SET EXERCISE 1:
Reproduce the bot traffic discussion word for word from "A site with" to "ding ding ding.".
SET EXERCISE 2:
Carry the bot traffic discussion forward from its last sentence.

SOURCE TEXT:

One would think so. From my experience it's quite hard to script google searches. I once needed their results for a small project but had to give up since my script doing the queries was almost instantly getting banned. On the other hand i've never had any problems querying google from a browser running on some remote desktop located at a datacenter so i guess it's possible as long as you use a real browser or are able to emulate it good enough even if google probably looks twice at traffic originating from datacenters.
I'm not too knowledgeable about recent needs but I know in the past one of the big reasons was to indeed cheat pay per view through online video sites that have third party ad networks.
A site with 3.000.000 traffic per month got sold on flippa for $60.000
True, i can imagine huge traffic stats being a nice sales tactic. The buyer probably would have to be quite gullable though. Trusting such a number for a site he never heard of without checking the sources of the traffic... Quite hard to believe in those 3.000.000 just being type in traffic and spammy backlinks just stick out like a sore thumb once you know the patterns to look for.
If you work in support that caters to low end, you'll see a lot of stuff like YouTube view bots which seem to go along with shady sites selling YouTube views. When you get an evasive customer in support@ asking to run Firefox on 256mb or less VPS servers and they have a bunch of accounts, ding ding ding.

AVAILABLE DATA:
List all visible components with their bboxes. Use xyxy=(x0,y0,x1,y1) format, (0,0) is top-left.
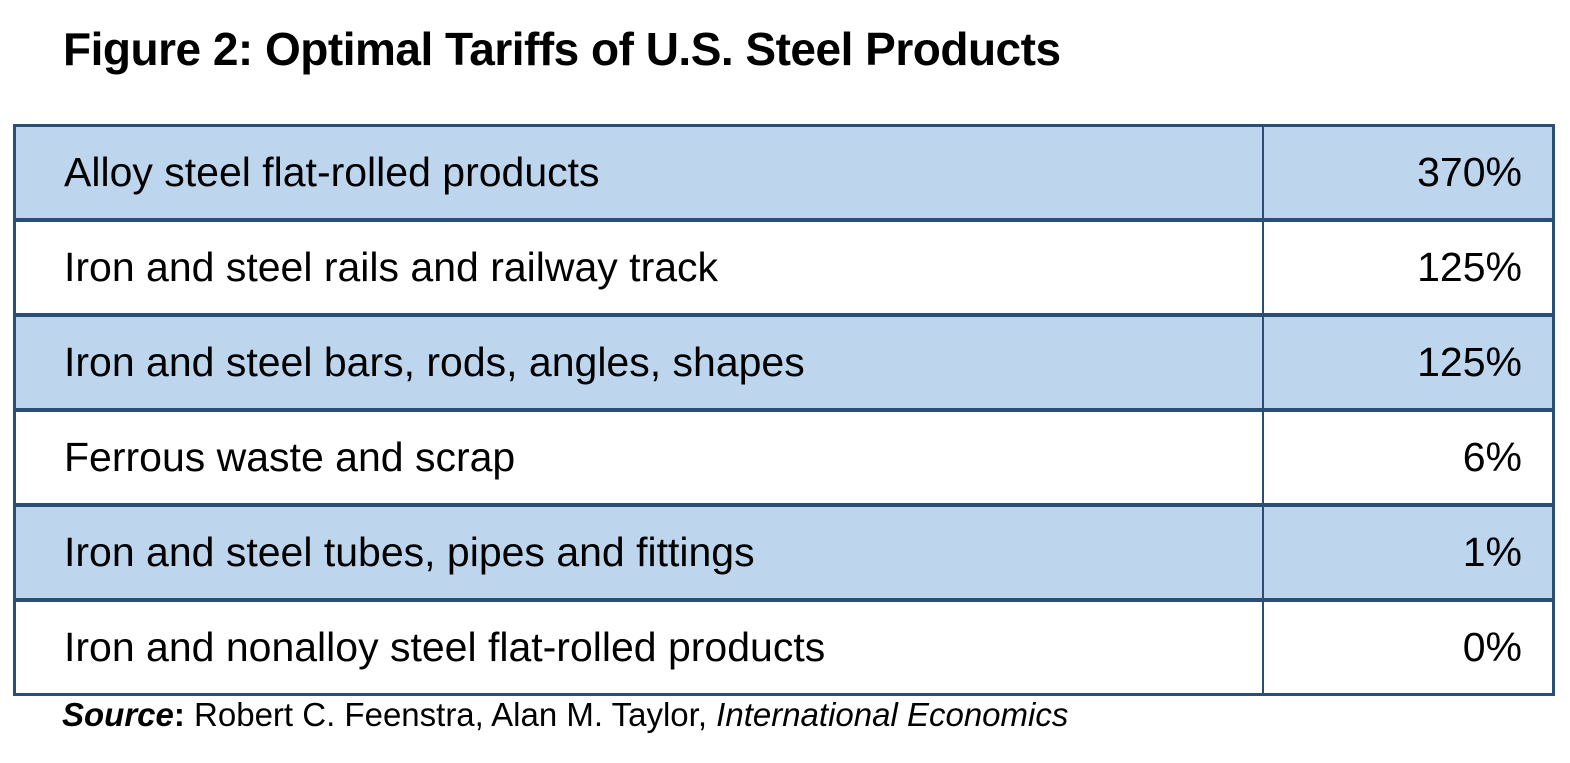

EXERCISE RESULT 1:
A site with 3.000.000 traffic per month got sold on flippa for $60.000
True, i can imagine huge traffic stats being a nice sales tactic. The buyer probably would have to be quite gullable though. Trusting such a number for a site he never heard of without checking the sources of the traffic... Quite hard to believe in those 3.000.000 just being type in traffic and spammy backlinks just stick out like a sore thumb once you know the patterns to look for.
If you work in support that caters to low end, you'll see a lot of stuff like YouTube view bots which seem to go along with shady sites selling YouTube views. When you get an evasive customer in support@ asking to run Firefox on 256mb or less VPS servers and they have a bunch of accounts, ding ding ding.

EXERCISE RESULT 2:
OK, so i wasn't to far off thinking of youtube. FF on < 256MB yeah that's going to be great. I really wouldn't want to be in a position where i'd have to choose between the costumer friendly version of telling them they are doing it wrong or the moral one of telling them to forget about it.
We'd tell them to upgrade their accounts for more resources but since they like unrealistic pricing, once that was relayed to them they would go to other providers.
Yeah that's probably the most pragmatic approach but i think we both know there would be more interesting possibilities for those guys. Not posting it though as i don't want this thread to become a howto on efficiently running bots.
That's a broad question, and probably has different answers. Their definition of "human enough" might differ when it comes to click through fraud on ads, but not so much for user engagement in search engine results. YMMV etc, regardless, it's a known thing and people will be pursuing things along these lines.